**Work to do:** Below is a block of data; give all of it again word for word.

Data entries
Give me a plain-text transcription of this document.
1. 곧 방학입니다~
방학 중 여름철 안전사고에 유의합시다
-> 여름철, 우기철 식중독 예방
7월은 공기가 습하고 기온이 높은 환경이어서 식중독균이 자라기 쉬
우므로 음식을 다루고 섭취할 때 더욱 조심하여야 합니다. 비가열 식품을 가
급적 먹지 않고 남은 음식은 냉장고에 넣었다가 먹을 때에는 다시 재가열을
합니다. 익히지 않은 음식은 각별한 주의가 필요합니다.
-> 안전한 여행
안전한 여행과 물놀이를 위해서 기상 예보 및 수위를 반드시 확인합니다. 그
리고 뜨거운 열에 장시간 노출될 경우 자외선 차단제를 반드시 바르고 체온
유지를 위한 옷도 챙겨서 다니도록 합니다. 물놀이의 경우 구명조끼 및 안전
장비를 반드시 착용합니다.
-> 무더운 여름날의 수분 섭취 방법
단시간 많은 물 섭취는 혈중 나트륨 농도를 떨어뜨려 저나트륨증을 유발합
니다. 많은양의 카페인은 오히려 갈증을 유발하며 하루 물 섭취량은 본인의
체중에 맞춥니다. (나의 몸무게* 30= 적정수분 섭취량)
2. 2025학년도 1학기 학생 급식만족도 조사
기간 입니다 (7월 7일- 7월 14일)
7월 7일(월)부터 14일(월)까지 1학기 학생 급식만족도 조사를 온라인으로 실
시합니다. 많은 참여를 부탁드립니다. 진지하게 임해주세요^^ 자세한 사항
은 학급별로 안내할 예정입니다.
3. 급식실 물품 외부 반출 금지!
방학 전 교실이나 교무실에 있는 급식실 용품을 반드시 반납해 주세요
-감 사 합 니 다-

**Final answer:**
Give me a plain-text transcription of this document.
1. 곧 방학입니다~
방학 중 여름철 안전사고에 유의합시다
-> 여름철, 우기철 식중독 예방
7월은 공기가 습하고 기온이 높은 환경이어서 식중독균이 자라기 쉬
우므로 음식을 다루고 섭취할 때 더욱 조심하여야 합니다. 비가열 식품을 가
급적 먹지 않고 남은 음식은 냉장고에 넣었다가 먹을 때에는 다시 재가열을
합니다. 익히지 않은 음식은 각별한 주의가 필요합니다.
-> 안전한 여행
안전한 여행과 물놀이를 위해서 기상 예보 및 수위를 반드시 확인합니다. 그
리고 뜨거운 열에 장시간 노출될 경우 자외선 차단제를 반드시 바르고 체온
유지를 위한 옷도 챙겨서 다니도록 합니다. 물놀이의 경우 구명조끼 및 안전
장비를 반드시 착용합니다.
-> 무더운 여름날의 수분 섭취 방법
단시간 많은 물 섭취는 혈중 나트륨 농도를 떨어뜨려 저나트륨증을 유발합
니다. 많은양의 카페인은 오히려 갈증을 유발하며 하루 물 섭취량은 본인의
체중에 맞춥니다. (나의 몸무게* 30= 적정수분 섭취량)
2. 2025학년도 1학기 학생 급식만족도 조사
기간 입니다 (7월 7일- 7월 14일)
7월 7일(월)부터 14일(월)까지 1학기 학생 급식만족도 조사를 온라인으로 실
시합니다. 많은 참여를 부탁드립니다. 진지하게 임해주세요^^ 자세한 사항
은 학급별로 안내할 예정입니다.
3. 급식실 물품 외부 반출 금지!
방학 전 교실이나 교무실에 있는 급식실 용품을 반드시 반납해 주세요
-감 사 합 니 다-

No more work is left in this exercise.